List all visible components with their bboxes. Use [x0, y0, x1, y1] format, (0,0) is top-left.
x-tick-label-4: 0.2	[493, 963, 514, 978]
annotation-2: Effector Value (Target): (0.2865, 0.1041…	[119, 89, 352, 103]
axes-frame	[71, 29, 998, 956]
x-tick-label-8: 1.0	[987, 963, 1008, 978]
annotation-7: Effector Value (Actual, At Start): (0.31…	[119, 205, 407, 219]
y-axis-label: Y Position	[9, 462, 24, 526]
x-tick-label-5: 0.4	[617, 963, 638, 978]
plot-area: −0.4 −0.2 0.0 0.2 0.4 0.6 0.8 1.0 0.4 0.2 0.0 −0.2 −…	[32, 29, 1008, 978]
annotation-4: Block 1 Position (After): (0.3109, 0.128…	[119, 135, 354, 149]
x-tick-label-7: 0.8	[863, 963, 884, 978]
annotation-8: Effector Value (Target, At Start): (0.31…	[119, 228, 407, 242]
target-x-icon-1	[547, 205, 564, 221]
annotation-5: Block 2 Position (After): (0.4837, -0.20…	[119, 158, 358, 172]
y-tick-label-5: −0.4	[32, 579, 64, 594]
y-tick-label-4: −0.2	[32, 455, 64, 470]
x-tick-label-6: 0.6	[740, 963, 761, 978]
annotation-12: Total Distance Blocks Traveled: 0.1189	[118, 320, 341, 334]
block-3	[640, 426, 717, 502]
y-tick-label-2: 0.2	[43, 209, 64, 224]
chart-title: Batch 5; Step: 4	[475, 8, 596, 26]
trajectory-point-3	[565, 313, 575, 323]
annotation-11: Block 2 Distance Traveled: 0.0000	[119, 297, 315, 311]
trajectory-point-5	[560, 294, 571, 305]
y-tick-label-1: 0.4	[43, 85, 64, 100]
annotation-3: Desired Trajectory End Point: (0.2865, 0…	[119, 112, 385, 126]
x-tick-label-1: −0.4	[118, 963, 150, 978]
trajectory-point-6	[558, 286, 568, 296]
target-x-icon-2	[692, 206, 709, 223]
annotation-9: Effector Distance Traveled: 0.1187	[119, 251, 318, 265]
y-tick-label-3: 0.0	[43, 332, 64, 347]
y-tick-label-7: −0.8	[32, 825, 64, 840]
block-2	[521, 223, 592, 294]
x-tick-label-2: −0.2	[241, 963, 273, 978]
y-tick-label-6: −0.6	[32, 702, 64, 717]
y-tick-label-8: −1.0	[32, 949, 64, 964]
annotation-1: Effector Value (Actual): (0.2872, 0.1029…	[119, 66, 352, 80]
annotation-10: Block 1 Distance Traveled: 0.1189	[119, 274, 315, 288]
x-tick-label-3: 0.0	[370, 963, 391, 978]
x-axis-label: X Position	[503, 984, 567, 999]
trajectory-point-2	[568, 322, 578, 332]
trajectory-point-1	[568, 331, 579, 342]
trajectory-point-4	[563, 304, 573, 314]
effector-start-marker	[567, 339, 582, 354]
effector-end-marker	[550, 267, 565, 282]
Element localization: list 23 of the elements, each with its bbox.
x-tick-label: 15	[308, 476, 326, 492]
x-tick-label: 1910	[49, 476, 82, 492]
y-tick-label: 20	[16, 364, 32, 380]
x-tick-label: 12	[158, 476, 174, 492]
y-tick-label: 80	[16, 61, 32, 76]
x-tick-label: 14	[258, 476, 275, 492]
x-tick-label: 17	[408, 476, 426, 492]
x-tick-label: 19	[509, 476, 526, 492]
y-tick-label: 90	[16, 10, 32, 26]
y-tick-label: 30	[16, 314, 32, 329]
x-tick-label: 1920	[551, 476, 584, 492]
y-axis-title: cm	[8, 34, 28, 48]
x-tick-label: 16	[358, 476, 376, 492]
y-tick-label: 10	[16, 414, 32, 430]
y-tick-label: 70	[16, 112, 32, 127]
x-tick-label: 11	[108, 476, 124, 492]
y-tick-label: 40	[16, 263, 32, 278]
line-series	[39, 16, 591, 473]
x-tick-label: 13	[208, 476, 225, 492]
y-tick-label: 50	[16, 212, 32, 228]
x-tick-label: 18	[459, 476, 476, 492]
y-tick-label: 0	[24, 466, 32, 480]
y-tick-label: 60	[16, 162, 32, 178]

——————————

Pull out each line of the material above that contains the string "Distance". Match uppercase and lowercase exactly.

Task solution >>
annotation-12: Total Distance Blocks Traveled: 0.1189	[118, 320, 341, 334]
annotation-11: Block 2 Distance Traveled: 0.0000	[119, 297, 315, 311]
annotation-9: Effector Distance Traveled: 0.1187	[119, 251, 318, 265]
annotation-10: Block 1 Distance Traveled: 0.1189	[119, 274, 315, 288]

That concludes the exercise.